'''

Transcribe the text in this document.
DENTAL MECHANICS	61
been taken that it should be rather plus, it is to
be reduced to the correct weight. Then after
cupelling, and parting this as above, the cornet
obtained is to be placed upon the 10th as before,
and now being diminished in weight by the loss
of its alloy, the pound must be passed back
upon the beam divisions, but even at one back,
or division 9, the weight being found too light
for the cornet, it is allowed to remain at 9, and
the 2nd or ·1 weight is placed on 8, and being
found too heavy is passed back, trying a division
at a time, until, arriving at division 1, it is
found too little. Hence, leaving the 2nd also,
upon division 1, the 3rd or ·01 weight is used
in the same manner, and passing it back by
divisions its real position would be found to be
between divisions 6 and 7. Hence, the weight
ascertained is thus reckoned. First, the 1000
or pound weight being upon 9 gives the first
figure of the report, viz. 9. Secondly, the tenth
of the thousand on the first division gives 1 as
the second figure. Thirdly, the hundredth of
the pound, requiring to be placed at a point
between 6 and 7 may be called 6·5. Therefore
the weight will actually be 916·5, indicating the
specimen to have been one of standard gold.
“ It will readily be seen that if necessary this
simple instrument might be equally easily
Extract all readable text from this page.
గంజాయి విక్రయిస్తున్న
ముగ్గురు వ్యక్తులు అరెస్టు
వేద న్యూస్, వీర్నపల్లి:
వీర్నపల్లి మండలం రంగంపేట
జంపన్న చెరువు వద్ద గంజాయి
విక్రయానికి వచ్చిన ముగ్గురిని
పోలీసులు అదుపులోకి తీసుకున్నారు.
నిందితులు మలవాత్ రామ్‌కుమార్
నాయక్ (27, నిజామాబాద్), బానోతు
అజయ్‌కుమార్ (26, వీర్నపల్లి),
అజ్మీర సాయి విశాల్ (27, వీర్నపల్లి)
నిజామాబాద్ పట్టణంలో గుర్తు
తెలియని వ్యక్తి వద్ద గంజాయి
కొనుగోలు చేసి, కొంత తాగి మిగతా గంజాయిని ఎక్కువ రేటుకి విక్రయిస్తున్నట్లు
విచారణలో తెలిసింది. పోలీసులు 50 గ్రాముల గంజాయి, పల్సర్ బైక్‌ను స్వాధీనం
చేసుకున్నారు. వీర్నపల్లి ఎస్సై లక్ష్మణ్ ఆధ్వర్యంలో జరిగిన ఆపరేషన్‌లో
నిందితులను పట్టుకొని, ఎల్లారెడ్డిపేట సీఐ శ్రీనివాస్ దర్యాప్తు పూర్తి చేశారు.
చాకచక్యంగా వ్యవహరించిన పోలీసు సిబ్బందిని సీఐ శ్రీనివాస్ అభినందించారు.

'''

#### [What you have to do]
All of the lines above must be returned exactly.

#### [The solution]
Transcribe the text in this document.
DENTAL MECHANICS	61
been taken that it should be rather plus, it is to
be reduced to the correct weight. Then after
cupelling, and parting this as above, the cornet
obtained is to be placed upon the 10th as before,
and now being diminished in weight by the loss
of its alloy, the pound must be passed back
upon the beam divisions, but even at one back,
or division 9, the weight being found too light
for the cornet, it is allowed to remain at 9, and
the 2nd or ·1 weight is placed on 8, and being
found too heavy is passed back, trying a division
at a time, until, arriving at division 1, it is
found too little. Hence, leaving the 2nd also,
upon division 1, the 3rd or ·01 weight is used
in the same manner, and passing it back by
divisions its real position would be found to be
between divisions 6 and 7. Hence, the weight
ascertained is thus reckoned. First, the 1000
or pound weight being upon 9 gives the first
figure of the report, viz. 9. Secondly, the tenth
of the thousand on the first division gives 1 as
the second figure. Thirdly, the hundredth of
the pound, requiring to be placed at a point
between 6 and 7 may be called 6·5. Therefore
the weight will actually be 916·5, indicating the
specimen to have been one of standard gold.
“ It will readily be seen that if necessary this
simple instrument might be equally easily
Extract all readable text from this page.
గంజాయి విక్రయిస్తున్న
ముగ్గురు వ్యక్తులు అరెస్టు
వేద న్యూస్, వీర్నపల్లి:
వీర్నపల్లి మండలం రంగంపేట
జంపన్న చెరువు వద్ద గంజాయి
విక్రయానికి వచ్చిన ముగ్గురిని
పోలీసులు అదుపులోకి తీసుకున్నారు.
నిందితులు మలవాత్ రామ్‌కుమార్
నాయక్ (27, నిజామాబాద్), బానోతు
అజయ్‌కుమార్ (26, వీర్నపల్లి),
అజ్మీర సాయి విశాల్ (27, వీర్నపల్లి)
నిజామాబాద్ పట్టణంలో గుర్తు
తెలియని వ్యక్తి వద్ద గంజాయి
కొనుగోలు చేసి, కొంత తాగి మిగతా గంజాయిని ఎక్కువ రేటుకి విక్రయిస్తున్నట్లు
విచారణలో తెలిసింది. పోలీసులు 50 గ్రాముల గంజాయి, పల్సర్ బైక్‌ను స్వాధీనం
చేసుకున్నారు. వీర్నపల్లి ఎస్సై లక్ష్మణ్ ఆధ్వర్యంలో జరిగిన ఆపరేషన్‌లో
నిందితులను పట్టుకొని, ఎల్లారెడ్డిపేట సీఐ శ్రీనివాస్ దర్యాప్తు పూర్తి చేశారు.
చాకచక్యంగా వ్యవహరించిన పోలీసు సిబ్బందిని సీఐ శ్రీనివాస్ అభినందించారు.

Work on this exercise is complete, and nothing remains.